• [EXTRACTED MATERIAL]:

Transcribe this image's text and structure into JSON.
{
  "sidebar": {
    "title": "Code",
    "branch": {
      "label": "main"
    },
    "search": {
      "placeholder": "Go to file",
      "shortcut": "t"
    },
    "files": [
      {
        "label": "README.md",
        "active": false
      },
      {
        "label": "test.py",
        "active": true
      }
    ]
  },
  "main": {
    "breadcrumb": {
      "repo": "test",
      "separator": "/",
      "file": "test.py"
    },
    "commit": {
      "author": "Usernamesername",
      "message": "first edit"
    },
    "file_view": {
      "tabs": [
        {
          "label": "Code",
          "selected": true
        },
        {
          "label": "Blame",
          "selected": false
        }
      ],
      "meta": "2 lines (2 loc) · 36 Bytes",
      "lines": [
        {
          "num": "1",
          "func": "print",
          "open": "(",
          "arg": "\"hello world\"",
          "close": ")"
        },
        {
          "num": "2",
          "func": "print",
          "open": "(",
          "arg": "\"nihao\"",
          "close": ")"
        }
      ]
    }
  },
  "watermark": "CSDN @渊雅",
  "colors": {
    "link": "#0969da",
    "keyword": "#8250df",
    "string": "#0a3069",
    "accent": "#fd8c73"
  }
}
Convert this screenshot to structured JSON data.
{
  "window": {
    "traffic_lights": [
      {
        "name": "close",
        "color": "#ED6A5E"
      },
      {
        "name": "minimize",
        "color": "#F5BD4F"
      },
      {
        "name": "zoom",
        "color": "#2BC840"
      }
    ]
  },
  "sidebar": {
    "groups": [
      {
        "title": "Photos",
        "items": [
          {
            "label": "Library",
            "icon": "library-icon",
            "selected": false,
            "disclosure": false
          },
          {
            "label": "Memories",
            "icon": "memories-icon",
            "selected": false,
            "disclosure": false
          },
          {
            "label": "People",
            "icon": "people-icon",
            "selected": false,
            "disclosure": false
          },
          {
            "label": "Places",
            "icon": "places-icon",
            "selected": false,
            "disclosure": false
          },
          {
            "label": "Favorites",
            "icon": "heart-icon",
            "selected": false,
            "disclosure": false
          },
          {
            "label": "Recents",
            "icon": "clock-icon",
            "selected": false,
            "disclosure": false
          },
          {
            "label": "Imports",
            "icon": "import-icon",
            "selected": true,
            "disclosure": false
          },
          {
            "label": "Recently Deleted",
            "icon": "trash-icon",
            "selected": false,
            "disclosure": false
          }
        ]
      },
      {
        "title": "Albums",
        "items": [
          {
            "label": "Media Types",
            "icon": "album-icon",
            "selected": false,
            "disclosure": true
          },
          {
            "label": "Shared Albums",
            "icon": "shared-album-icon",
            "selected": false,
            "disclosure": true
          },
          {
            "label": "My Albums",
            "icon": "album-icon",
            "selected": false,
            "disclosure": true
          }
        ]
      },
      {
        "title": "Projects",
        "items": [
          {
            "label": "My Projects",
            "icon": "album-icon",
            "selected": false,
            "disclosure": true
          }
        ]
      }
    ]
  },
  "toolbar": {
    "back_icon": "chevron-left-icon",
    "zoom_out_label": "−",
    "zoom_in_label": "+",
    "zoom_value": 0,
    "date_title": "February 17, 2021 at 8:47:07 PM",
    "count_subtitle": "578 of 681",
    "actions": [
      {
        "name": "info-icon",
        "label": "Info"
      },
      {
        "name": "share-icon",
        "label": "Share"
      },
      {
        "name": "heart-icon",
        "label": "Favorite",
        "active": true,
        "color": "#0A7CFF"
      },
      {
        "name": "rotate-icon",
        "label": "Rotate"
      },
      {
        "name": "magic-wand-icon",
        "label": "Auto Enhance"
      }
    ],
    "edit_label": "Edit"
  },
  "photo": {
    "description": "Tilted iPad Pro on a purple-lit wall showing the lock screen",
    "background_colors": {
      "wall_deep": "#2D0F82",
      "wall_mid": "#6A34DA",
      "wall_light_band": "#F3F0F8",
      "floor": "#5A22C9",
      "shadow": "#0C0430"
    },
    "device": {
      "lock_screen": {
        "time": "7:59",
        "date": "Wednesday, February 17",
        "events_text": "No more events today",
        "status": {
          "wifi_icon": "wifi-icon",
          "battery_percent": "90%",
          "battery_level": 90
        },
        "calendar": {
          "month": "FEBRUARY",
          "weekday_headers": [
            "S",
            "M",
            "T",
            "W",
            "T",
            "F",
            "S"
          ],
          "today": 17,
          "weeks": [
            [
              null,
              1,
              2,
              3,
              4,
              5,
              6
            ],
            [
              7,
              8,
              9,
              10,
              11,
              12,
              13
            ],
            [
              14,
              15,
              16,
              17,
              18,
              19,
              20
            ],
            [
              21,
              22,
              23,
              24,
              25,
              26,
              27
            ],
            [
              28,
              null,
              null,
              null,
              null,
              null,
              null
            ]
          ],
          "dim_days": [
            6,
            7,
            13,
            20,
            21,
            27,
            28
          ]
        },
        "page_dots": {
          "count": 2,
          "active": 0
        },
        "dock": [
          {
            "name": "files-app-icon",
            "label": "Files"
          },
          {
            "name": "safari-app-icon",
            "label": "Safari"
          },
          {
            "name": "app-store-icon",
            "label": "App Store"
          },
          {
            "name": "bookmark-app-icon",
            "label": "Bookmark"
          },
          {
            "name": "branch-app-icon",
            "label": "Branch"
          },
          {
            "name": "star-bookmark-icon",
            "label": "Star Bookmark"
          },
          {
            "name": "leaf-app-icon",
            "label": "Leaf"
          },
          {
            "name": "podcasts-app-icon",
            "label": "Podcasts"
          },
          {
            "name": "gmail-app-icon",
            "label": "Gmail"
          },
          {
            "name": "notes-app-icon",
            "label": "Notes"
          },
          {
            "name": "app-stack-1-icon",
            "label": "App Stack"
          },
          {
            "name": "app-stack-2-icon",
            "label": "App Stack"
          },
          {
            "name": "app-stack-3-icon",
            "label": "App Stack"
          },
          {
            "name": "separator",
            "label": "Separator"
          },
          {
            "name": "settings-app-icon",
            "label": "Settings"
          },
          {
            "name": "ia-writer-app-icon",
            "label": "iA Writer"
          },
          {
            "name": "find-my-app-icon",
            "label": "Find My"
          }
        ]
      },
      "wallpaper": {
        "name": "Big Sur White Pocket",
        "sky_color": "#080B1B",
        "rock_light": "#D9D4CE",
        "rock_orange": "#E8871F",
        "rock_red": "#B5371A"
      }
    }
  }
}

• [THE TASK]: Please restate the data word for word, every record included.

• [WRITTEN SOLUTION]:
Transcribe this image's text and structure into JSON.
{
  "sidebar": {
    "title": "Code",
    "branch": {
      "label": "main"
    },
    "search": {
      "placeholder": "Go to file",
      "shortcut": "t"
    },
    "files": [
      {
        "label": "README.md",
        "active": false
      },
      {
        "label": "test.py",
        "active": true
      }
    ]
  },
  "main": {
    "breadcrumb": {
      "repo": "test",
      "separator": "/",
      "file": "test.py"
    },
    "commit": {
      "author": "Usernamesername",
      "message": "first edit"
    },
    "file_view": {
      "tabs": [
        {
          "label": "Code",
          "selected": true
        },
        {
          "label": "Blame",
          "selected": false
        }
      ],
      "meta": "2 lines (2 loc) · 36 Bytes",
      "lines": [
        {
          "num": "1",
          "func": "print",
          "open": "(",
          "arg": "\"hello world\"",
          "close": ")"
        },
        {
          "num": "2",
          "func": "print",
          "open": "(",
          "arg": "\"nihao\"",
          "close": ")"
        }
      ]
    }
  },
  "watermark": "CSDN @渊雅",
  "colors": {
    "link": "#0969da",
    "keyword": "#8250df",
    "string": "#0a3069",
    "accent": "#fd8c73"
  }
}
Convert this screenshot to structured JSON data.
{
  "window": {
    "traffic_lights": [
      {
        "name": "close",
        "color": "#ED6A5E"
      },
      {
        "name": "minimize",
        "color": "#F5BD4F"
      },
      {
        "name": "zoom",
        "color": "#2BC840"
      }
    ]
  },
  "sidebar": {
    "groups": [
      {
        "title": "Photos",
        "items": [
          {
            "label": "Library",
            "icon": "library-icon",
            "selected": false,
            "disclosure": false
          },
          {
            "label": "Memories",
            "icon": "memories-icon",
            "selected": false,
            "disclosure": false
          },
          {
            "label": "People",
            "icon": "people-icon",
            "selected": false,
            "disclosure": false
          },
          {
            "label": "Places",
            "icon": "places-icon",
            "selected": false,
            "disclosure": false
          },
          {
            "label": "Favorites",
            "icon": "heart-icon",
            "selected": false,
            "disclosure": false
          },
          {
            "label": "Recents",
            "icon": "clock-icon",
            "selected": false,
            "disclosure": false
          },
          {
            "label": "Imports",
            "icon": "import-icon",
            "selected": true,
            "disclosure": false
          },
          {
            "label": "Recently Deleted",
            "icon": "trash-icon",
            "selected": false,
            "disclosure": false
          }
        ]
      },
      {
        "title": "Albums",
        "items": [
          {
            "label": "Media Types",
            "icon": "album-icon",
            "selected": false,
            "disclosure": true
          },
          {
            "label": "Shared Albums",
            "icon": "shared-album-icon",
            "selected": false,
            "disclosure": true
          },
          {
            "label": "My Albums",
            "icon": "album-icon",
            "selected": false,
            "disclosure": true
          }
        ]
      },
      {
        "title": "Projects",
        "items": [
          {
            "label": "My Projects",
            "icon": "album-icon",
            "selected": false,
            "disclosure": true
          }
        ]
      }
    ]
  },
  "toolbar": {
    "back_icon": "chevron-left-icon",
    "zoom_out_label": "−",
    "zoom_in_label": "+",
    "zoom_value": 0,
    "date_title": "February 17, 2021 at 8:47:07 PM",
    "count_subtitle": "578 of 681",
    "actions": [
      {
        "name": "info-icon",
        "label": "Info"
      },
      {
        "name": "share-icon",
        "label": "Share"
      },
      {
        "name": "heart-icon",
        "label": "Favorite",
        "active": true,
        "color": "#0A7CFF"
      },
      {
        "name": "rotate-icon",
        "label": "Rotate"
      },
      {
        "name": "magic-wand-icon",
        "label": "Auto Enhance"
      }
    ],
    "edit_label": "Edit"
  },
  "photo": {
    "description": "Tilted iPad Pro on a purple-lit wall showing the lock screen",
    "background_colors": {
      "wall_deep": "#2D0F82",
      "wall_mid": "#6A34DA",
      "wall_light_band": "#F3F0F8",
      "floor": "#5A22C9",
      "shadow": "#0C0430"
    },
    "device": {
      "lock_screen": {
        "time": "7:59",
        "date": "Wednesday, February 17",
        "events_text": "No more events today",
        "status": {
          "wifi_icon": "wifi-icon",
          "battery_percent": "90%",
          "battery_level": 90
        },
        "calendar": {
          "month": "FEBRUARY",
          "weekday_headers": [
            "S",
            "M",
            "T",
            "W",
            "T",
            "F",
            "S"
          ],
          "today": 17,
          "weeks": [
            [
              null,
              1,
              2,
              3,
              4,
              5,
              6
            ],
            [
              7,
              8,
              9,
              10,
              11,
              12,
              13
            ],
            [
              14,
              15,
              16,
              17,
              18,
              19,
              20
            ],
            [
              21,
              22,
              23,
              24,
              25,
              26,
              27
            ],
            [
              28,
              null,
              null,
              null,
              null,
              null,
              null
            ]
          ],
          "dim_days": [
            6,
            7,
            13,
            20,
            21,
            27,
            28
          ]
        },
        "page_dots": {
          "count": 2,
          "active": 0
        },
        "dock": [
          {
            "name": "files-app-icon",
            "label": "Files"
          },
          {
            "name": "safari-app-icon",
            "label": "Safari"
          },
          {
            "name": "app-store-icon",
            "label": "App Store"
          },
          {
            "name": "bookmark-app-icon",
            "label": "Bookmark"
          },
          {
            "name": "branch-app-icon",
            "label": "Branch"
          },
          {
            "name": "star-bookmark-icon",
            "label": "Star Bookmark"
          },
          {
            "name": "leaf-app-icon",
            "label": "Leaf"
          },
          {
            "name": "podcasts-app-icon",
            "label": "Podcasts"
          },
          {
            "name": "gmail-app-icon",
            "label": "Gmail"
          },
          {
            "name": "notes-app-icon",
            "label": "Notes"
          },
          {
            "name": "app-stack-1-icon",
            "label": "App Stack"
          },
          {
            "name": "app-stack-2-icon",
            "label": "App Stack"
          },
          {
            "name": "app-stack-3-icon",
            "label": "App Stack"
          },
          {
            "name": "separator",
            "label": "Separator"
          },
          {
            "name": "settings-app-icon",
            "label": "Settings"
          },
          {
            "name": "ia-writer-app-icon",
            "label": "iA Writer"
          },
          {
            "name": "find-my-app-icon",
            "label": "Find My"
          }
        ]
      },
      "wallpaper": {
        "name": "Big Sur White Pocket",
        "sky_color": "#080B1B",
        "rock_light": "#D9D4CE",
        "rock_orange": "#E8871F",
        "rock_red": "#B5371A"
      }
    }
  }
}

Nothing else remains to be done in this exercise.